» TASK GOAL: Omit every picture and output the rest of the records exactly as they are.
______
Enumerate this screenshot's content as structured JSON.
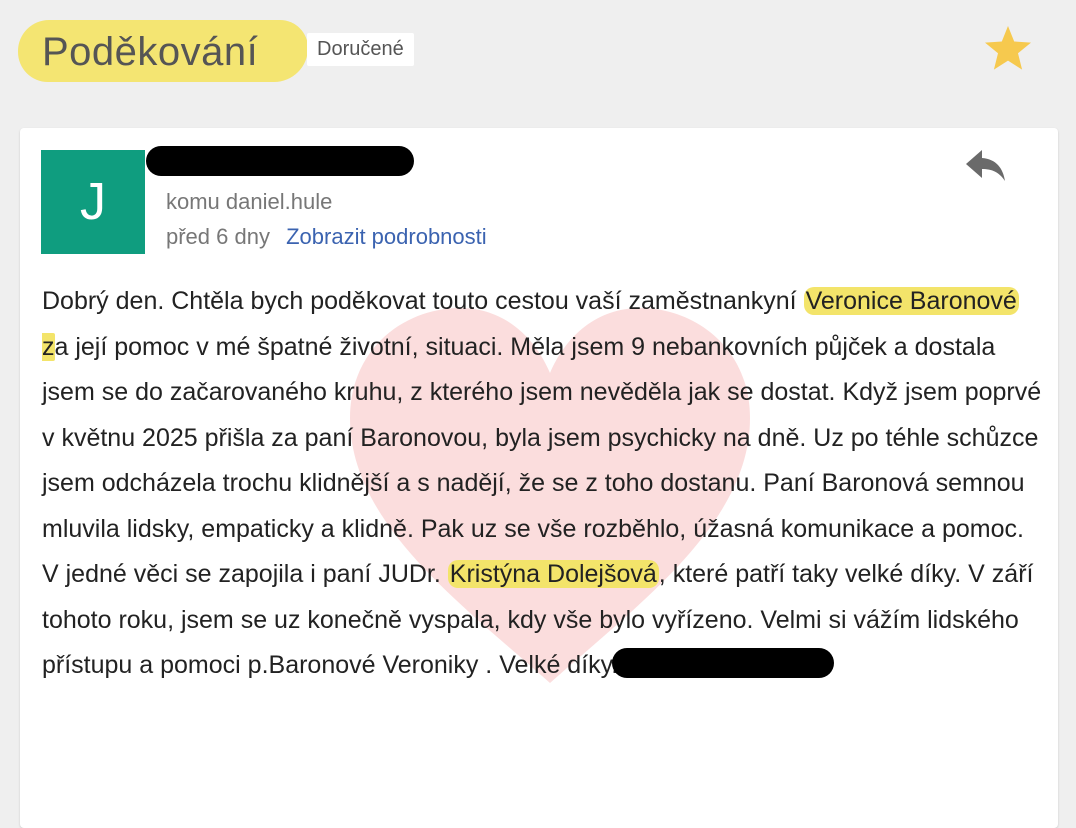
{
  "header": {
    "subject": "Poděkování",
    "label": "Doručené",
    "star_icon": "star-icon",
    "star_color": "#f6c94e",
    "highlight_color": "#f3e46a"
  },
  "message": {
    "avatar_letter": "J",
    "avatar_color": "#0f9d7f",
    "to_line": "komu daniel.hule",
    "time_ago": "před 6 dny",
    "details_link": "Zobrazit podrobnosti",
    "reply_icon": "reply-icon",
    "body": {
      "s1": "Dobrý den. Chtěla bych poděkovat touto cestou vaší zaměstnankyní ",
      "hl1a": "Veronice Baronové",
      "hl1b": " z",
      "s2": "a její pomoc v mé špatné životní, situaci. Měla jsem 9 nebankovních půjček a dostala jsem se do začarovaného kruhu, z kterého jsem nevěděla jak se dostat. Když jsem poprvé v květnu 2025 přišla za paní Baronovou, byla jsem psychicky na dně. Uz po téhle schůzce jsem odcházela trochu klidnější a s nadějí, že se z toho dostanu. Paní Baronová semnou mluvila lidsky, empaticky a klidně. Pak uz se vše rozběhlo, úžasná komunikace a pomoc. V jedné věci se zapojila i paní JUDr. ",
      "hl2": "Kristýna Dolejšová",
      "s3": ", které patří taky velké díky. V září tohoto roku, jsem se uz konečně vyspala, kdy vše bylo vyřízeno. Velmi si vážím lidského přístupu a pomoci p.Baronové Veroniky . Velké díky."
    }
  }
}
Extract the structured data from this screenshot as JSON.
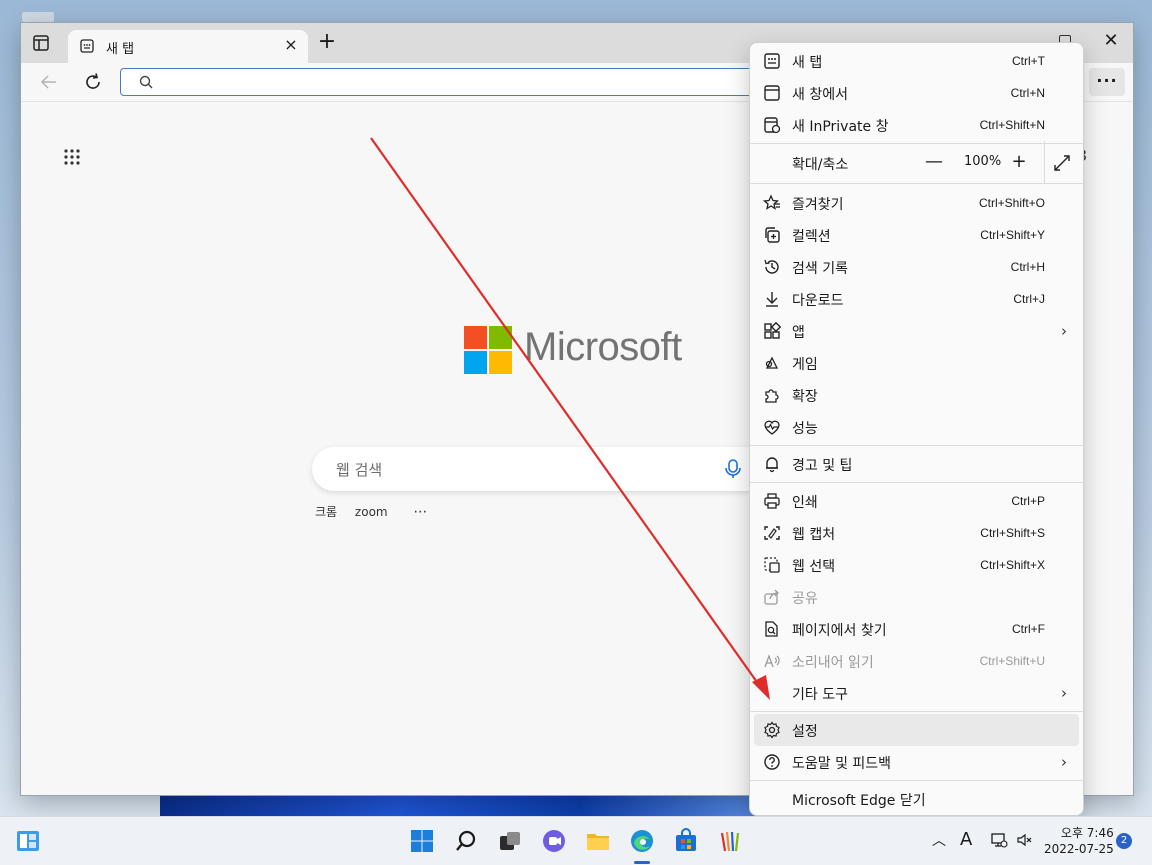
{
  "tab": {
    "title": "새 탭"
  },
  "search": {
    "placeholder": "웹 검색"
  },
  "brand": {
    "wordmark": "Microsoft"
  },
  "quick_links": [
    "크롬",
    "zoom",
    "⋯"
  ],
  "partial_edge_text": "3",
  "menu": {
    "items": [
      {
        "label": "새 탭",
        "shortcut": "Ctrl+T",
        "icon": "new-tab-icon"
      },
      {
        "label": "새 창에서",
        "shortcut": "Ctrl+N",
        "icon": "new-window-icon"
      },
      {
        "label": "새 InPrivate 창",
        "shortcut": "Ctrl+Shift+N",
        "icon": "inprivate-icon"
      },
      {
        "label": "즐겨찾기",
        "shortcut": "Ctrl+Shift+O",
        "icon": "favorites-icon"
      },
      {
        "label": "컬렉션",
        "shortcut": "Ctrl+Shift+Y",
        "icon": "collections-icon"
      },
      {
        "label": "검색 기록",
        "shortcut": "Ctrl+H",
        "icon": "history-icon"
      },
      {
        "label": "다운로드",
        "shortcut": "Ctrl+J",
        "icon": "download-icon"
      },
      {
        "label": "앱",
        "shortcut": "",
        "icon": "apps-icon"
      },
      {
        "label": "게임",
        "shortcut": "",
        "icon": "games-icon"
      },
      {
        "label": "확장",
        "shortcut": "",
        "icon": "extensions-icon"
      },
      {
        "label": "성능",
        "shortcut": "",
        "icon": "performance-icon"
      },
      {
        "label": "경고 및 팁",
        "shortcut": "",
        "icon": "bell-icon"
      },
      {
        "label": "인쇄",
        "shortcut": "Ctrl+P",
        "icon": "print-icon"
      },
      {
        "label": "웹 캡처",
        "shortcut": "Ctrl+Shift+S",
        "icon": "web-capture-icon"
      },
      {
        "label": "웹 선택",
        "shortcut": "Ctrl+Shift+X",
        "icon": "web-select-icon"
      },
      {
        "label": "공유",
        "shortcut": "",
        "icon": "share-icon"
      },
      {
        "label": "페이지에서 찾기",
        "shortcut": "Ctrl+F",
        "icon": "find-icon"
      },
      {
        "label": "소리내어 읽기",
        "shortcut": "Ctrl+Shift+U",
        "icon": "read-aloud-icon"
      },
      {
        "label": "기타 도구",
        "shortcut": "",
        "icon": ""
      },
      {
        "label": "설정",
        "shortcut": "",
        "icon": "gear-icon"
      },
      {
        "label": "도움말 및 피드백",
        "shortcut": "",
        "icon": "help-icon"
      },
      {
        "label": "Microsoft Edge 닫기",
        "shortcut": "",
        "icon": ""
      }
    ],
    "zoom": {
      "label": "확대/축소",
      "value": "100%",
      "minus": "—",
      "plus": "+"
    }
  },
  "taskbar": {
    "clock_period_time": "오후 7:46",
    "date": "2022-07-25",
    "notification_count": "2",
    "ime": "A"
  },
  "colors": {
    "accent": "#2a62c9",
    "arrow": "#e02b2b",
    "ms_red": "#f25022",
    "ms_green": "#7fba00",
    "ms_blue": "#00a4ef",
    "ms_yellow": "#ffb900"
  }
}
______
» COMPLETE RESPONSE:
Enumerate this screenshot's content as structured JSON.
{
  "header": {
    "subject": "Poděkování",
    "label": "Doručené",
    "star_icon": "star-icon",
    "star_color": "#f6c94e",
    "highlight_color": "#f3e46a"
  },
  "message": {
    "avatar_letter": "J",
    "avatar_color": "#0f9d7f",
    "to_line": "komu daniel.hule",
    "time_ago": "před 6 dny",
    "details_link": "Zobrazit podrobnosti",
    "reply_icon": "reply-icon",
    "body": {
      "s1": "Dobrý den. Chtěla bych poděkovat touto cestou vaší zaměstnankyní ",
      "hl1a": "Veronice Baronové",
      "hl1b": " z",
      "s2": "a její pomoc v mé špatné životní, situaci. Měla jsem 9 nebankovních půjček a dostala jsem se do začarovaného kruhu, z kterého jsem nevěděla jak se dostat. Když jsem poprvé v květnu 2025 přišla za paní Baronovou, byla jsem psychicky na dně. Uz po téhle schůzce jsem odcházela trochu klidnější a s nadějí, že se z toho dostanu. Paní Baronová semnou mluvila lidsky, empaticky a klidně. Pak uz se vše rozběhlo, úžasná komunikace a pomoc. V jedné věci se zapojila i paní JUDr. ",
      "hl2": "Kristýna Dolejšová",
      "s3": ", které patří taky velké díky. V září tohoto roku, jsem se uz konečně vyspala, kdy vše bylo vyřízeno. Velmi si vážím lidského přístupu a pomoci p.Baronové Veroniky . Velké díky."
    }
  }
}
Extract the structured data from this screenshot as JSON.
{
  "tab": {
    "title": "새 탭"
  },
  "search": {
    "placeholder": "웹 검색"
  },
  "brand": {
    "wordmark": "Microsoft"
  },
  "quick_links": [
    "크롬",
    "zoom",
    "⋯"
  ],
  "partial_edge_text": "3",
  "menu": {
    "items": [
      {
        "label": "새 탭",
        "shortcut": "Ctrl+T",
        "icon": "new-tab-icon"
      },
      {
        "label": "새 창에서",
        "shortcut": "Ctrl+N",
        "icon": "new-window-icon"
      },
      {
        "label": "새 InPrivate 창",
        "shortcut": "Ctrl+Shift+N",
        "icon": "inprivate-icon"
      },
      {
        "label": "즐겨찾기",
        "shortcut": "Ctrl+Shift+O",
        "icon": "favorites-icon"
      },
      {
        "label": "컬렉션",
        "shortcut": "Ctrl+Shift+Y",
        "icon": "collections-icon"
      },
      {
        "label": "검색 기록",
        "shortcut": "Ctrl+H",
        "icon": "history-icon"
      },
      {
        "label": "다운로드",
        "shortcut": "Ctrl+J",
        "icon": "download-icon"
      },
      {
        "label": "앱",
        "shortcut": "",
        "icon": "apps-icon"
      },
      {
        "label": "게임",
        "shortcut": "",
        "icon": "games-icon"
      },
      {
        "label": "확장",
        "shortcut": "",
        "icon": "extensions-icon"
      },
      {
        "label": "성능",
        "shortcut": "",
        "icon": "performance-icon"
      },
      {
        "label": "경고 및 팁",
        "shortcut": "",
        "icon": "bell-icon"
      },
      {
        "label": "인쇄",
        "shortcut": "Ctrl+P",
        "icon": "print-icon"
      },
      {
        "label": "웹 캡처",
        "shortcut": "Ctrl+Shift+S",
        "icon": "web-capture-icon"
      },
      {
        "label": "웹 선택",
        "shortcut": "Ctrl+Shift+X",
        "icon": "web-select-icon"
      },
      {
        "label": "공유",
        "shortcut": "",
        "icon": "share-icon"
      },
      {
        "label": "페이지에서 찾기",
        "shortcut": "Ctrl+F",
        "icon": "find-icon"
      },
      {
        "label": "소리내어 읽기",
        "shortcut": "Ctrl+Shift+U",
        "icon": "read-aloud-icon"
      },
      {
        "label": "기타 도구",
        "shortcut": "",
        "icon": ""
      },
      {
        "label": "설정",
        "shortcut": "",
        "icon": "gear-icon"
      },
      {
        "label": "도움말 및 피드백",
        "shortcut": "",
        "icon": "help-icon"
      },
      {
        "label": "Microsoft Edge 닫기",
        "shortcut": "",
        "icon": ""
      }
    ],
    "zoom": {
      "label": "확대/축소",
      "value": "100%",
      "minus": "—",
      "plus": "+"
    }
  },
  "taskbar": {
    "clock_period_time": "오후 7:46",
    "date": "2022-07-25",
    "notification_count": "2",
    "ime": "A"
  },
  "colors": {
    "accent": "#2a62c9",
    "arrow": "#e02b2b",
    "ms_red": "#f25022",
    "ms_green": "#7fba00",
    "ms_blue": "#00a4ef",
    "ms_yellow": "#ffb900"
  }
}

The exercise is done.